本文抜粋 =
•••
4月のあるイベントでVoicepeakを使った動画を作成したのだけれど、時間に追われてどのように作成したのか備忘録をとっておらず。今回はDB Tech Showcase用に動画を作成したので、その手順を書き残しておきたい。
何はともあれPowerPoint
まず、Voicepeakに喋らせる内容をパワポのノートに記述する。適当に喋ったのを文字起こしして手直ししても良いので、何かしらのSpeech to Textサービスを使うのもアリ。
こんな感じにノートに全部書いて、Voicepeakに持って行く「前」に可能な限り、文言は確定しておく。ちなみに今回の資料の喋り部分の文字数は、約4.3万字。もちろん全部入力した。SoftwareDesignに持ち込んだら30ページ分ぐらいの原稿量であるw
ここでいくつかコツがある。
•••
課題 =
上のVoicepeakでの動画作成についての本文を読み、次の問いに答えよ。
1. 今回はどのイベント用に動画を作成したか。
2. Voicepeakに喋らせる内容は、パワポのどこに記述するか。
3. 今回の資料の喋り部分の文字数は約何字か。
•••
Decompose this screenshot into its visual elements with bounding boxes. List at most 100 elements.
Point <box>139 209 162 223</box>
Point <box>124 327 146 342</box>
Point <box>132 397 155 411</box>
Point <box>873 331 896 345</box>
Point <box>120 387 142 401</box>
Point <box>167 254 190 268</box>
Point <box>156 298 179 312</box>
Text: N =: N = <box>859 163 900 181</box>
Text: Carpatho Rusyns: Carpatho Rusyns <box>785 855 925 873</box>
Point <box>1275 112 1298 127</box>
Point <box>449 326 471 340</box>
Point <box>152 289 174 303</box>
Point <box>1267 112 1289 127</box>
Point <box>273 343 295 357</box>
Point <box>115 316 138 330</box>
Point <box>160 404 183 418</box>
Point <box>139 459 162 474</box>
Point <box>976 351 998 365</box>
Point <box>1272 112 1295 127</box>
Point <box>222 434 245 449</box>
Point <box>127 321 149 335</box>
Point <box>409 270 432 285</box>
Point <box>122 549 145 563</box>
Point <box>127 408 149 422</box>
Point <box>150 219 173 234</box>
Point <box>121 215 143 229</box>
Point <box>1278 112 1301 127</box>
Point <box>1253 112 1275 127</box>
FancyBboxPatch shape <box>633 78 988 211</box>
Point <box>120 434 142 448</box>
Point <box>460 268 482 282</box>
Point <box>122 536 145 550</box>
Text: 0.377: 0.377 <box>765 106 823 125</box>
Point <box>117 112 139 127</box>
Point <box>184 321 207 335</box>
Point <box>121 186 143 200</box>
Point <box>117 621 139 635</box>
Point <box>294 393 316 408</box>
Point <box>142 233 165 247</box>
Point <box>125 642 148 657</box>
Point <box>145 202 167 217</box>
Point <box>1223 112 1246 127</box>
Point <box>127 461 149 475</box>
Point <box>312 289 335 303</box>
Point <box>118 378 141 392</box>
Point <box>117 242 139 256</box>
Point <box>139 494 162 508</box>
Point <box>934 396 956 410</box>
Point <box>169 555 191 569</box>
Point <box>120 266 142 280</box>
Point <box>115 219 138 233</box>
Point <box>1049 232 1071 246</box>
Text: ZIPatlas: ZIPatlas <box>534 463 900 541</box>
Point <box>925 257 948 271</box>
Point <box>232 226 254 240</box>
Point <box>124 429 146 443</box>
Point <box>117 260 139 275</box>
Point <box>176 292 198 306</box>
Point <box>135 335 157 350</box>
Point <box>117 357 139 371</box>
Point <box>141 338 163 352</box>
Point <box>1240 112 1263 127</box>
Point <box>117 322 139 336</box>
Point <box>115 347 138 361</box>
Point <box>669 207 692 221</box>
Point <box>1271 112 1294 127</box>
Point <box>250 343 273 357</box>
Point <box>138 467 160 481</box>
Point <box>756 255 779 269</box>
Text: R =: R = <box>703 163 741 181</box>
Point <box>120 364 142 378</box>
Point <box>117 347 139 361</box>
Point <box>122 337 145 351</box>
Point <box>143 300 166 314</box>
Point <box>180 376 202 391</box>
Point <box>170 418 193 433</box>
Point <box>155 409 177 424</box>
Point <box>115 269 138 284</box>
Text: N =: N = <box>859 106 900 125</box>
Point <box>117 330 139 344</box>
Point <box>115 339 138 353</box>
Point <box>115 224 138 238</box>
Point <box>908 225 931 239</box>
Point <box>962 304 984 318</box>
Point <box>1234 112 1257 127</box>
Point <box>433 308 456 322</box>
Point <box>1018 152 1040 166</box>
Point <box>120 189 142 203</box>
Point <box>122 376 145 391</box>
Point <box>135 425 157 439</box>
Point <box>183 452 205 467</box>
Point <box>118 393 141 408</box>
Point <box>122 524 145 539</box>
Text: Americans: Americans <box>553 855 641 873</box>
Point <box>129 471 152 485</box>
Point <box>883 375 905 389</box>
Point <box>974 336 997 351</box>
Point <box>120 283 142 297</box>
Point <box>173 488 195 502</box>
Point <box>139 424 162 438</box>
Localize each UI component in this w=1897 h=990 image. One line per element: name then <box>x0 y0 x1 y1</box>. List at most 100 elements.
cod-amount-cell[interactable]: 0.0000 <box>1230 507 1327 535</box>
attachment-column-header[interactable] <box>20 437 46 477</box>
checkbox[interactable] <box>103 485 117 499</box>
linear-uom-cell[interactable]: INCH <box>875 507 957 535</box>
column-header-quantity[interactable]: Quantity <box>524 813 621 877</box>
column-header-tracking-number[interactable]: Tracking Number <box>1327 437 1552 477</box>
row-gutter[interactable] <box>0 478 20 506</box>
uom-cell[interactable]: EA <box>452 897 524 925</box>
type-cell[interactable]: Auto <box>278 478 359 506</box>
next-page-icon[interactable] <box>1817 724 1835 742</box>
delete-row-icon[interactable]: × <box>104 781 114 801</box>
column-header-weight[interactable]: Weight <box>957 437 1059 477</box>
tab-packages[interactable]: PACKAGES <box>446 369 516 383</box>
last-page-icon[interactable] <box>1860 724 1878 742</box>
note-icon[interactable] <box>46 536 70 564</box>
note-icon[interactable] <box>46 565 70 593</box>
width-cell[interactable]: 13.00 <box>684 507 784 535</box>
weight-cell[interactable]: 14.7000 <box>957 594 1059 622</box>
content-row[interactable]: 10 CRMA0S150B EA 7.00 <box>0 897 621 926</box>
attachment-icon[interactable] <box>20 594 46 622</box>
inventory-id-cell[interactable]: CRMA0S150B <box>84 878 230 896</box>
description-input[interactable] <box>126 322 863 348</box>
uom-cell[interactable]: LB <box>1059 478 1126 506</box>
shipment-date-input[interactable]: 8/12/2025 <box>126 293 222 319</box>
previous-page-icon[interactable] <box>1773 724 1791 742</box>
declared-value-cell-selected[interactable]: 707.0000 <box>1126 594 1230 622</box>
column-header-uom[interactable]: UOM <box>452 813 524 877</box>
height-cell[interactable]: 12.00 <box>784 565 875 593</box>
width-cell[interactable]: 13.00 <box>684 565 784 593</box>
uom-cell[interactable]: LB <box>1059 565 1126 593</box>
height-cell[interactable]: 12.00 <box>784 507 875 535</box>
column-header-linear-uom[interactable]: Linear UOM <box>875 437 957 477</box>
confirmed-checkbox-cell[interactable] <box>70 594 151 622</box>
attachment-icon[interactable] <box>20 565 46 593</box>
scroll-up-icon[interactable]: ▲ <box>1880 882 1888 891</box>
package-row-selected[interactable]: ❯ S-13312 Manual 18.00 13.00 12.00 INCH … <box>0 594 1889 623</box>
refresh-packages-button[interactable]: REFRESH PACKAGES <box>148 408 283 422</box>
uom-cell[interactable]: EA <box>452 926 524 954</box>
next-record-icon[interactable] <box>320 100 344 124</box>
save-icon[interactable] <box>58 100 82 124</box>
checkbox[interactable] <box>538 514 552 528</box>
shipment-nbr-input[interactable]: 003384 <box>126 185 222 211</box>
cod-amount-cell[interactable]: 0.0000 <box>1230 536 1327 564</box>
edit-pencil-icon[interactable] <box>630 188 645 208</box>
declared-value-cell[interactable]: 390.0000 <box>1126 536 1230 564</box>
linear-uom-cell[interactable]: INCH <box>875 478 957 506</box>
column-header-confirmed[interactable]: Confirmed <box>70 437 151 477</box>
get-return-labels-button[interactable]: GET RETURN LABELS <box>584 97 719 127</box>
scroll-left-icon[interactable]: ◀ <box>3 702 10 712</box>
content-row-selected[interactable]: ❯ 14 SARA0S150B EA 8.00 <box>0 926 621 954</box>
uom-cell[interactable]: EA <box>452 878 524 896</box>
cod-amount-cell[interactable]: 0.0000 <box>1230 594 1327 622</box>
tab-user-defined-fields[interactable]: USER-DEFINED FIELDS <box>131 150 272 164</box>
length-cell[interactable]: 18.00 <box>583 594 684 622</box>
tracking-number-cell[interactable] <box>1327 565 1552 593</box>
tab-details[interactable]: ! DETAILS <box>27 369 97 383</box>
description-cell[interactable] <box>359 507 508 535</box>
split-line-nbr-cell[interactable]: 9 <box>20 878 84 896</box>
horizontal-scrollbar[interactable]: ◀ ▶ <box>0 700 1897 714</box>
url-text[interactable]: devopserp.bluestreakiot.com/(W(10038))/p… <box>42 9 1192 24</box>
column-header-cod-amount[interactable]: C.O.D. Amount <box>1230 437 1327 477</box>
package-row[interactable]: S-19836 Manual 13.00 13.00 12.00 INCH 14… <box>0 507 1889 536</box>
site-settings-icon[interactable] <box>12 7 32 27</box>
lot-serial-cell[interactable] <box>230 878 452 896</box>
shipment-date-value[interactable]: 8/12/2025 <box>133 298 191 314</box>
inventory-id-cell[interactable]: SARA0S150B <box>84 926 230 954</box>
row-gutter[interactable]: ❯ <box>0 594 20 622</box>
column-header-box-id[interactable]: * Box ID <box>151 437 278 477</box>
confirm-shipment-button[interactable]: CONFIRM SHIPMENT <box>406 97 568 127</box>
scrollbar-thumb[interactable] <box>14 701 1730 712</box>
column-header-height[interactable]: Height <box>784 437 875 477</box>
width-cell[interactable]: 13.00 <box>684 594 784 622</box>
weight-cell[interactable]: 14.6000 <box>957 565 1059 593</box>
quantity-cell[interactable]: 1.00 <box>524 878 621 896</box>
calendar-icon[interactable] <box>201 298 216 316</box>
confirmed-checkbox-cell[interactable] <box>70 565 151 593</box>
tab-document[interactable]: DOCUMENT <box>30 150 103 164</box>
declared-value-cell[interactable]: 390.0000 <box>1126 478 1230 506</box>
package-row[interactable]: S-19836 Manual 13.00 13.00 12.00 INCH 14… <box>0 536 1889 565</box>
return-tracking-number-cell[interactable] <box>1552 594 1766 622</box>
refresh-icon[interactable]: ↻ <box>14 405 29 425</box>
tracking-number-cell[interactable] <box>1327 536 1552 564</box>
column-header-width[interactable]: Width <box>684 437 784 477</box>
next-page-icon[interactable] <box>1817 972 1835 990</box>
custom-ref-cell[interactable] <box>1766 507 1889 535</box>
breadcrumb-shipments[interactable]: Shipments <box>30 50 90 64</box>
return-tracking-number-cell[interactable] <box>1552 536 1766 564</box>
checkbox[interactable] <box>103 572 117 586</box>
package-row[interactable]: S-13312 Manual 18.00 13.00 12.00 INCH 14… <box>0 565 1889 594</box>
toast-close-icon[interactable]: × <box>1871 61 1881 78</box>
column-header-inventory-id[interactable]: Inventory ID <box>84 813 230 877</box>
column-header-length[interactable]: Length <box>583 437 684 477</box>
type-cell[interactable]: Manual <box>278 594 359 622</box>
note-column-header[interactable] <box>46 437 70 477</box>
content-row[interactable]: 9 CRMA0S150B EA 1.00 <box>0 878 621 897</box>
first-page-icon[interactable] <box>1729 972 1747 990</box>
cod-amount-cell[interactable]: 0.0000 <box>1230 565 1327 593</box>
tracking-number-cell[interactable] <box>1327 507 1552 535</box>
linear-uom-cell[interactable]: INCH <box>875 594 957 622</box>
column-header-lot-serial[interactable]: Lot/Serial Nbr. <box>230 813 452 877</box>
•••
解答例 =
1. DB Tech Showcase
2. ノート
3. 約4.3万字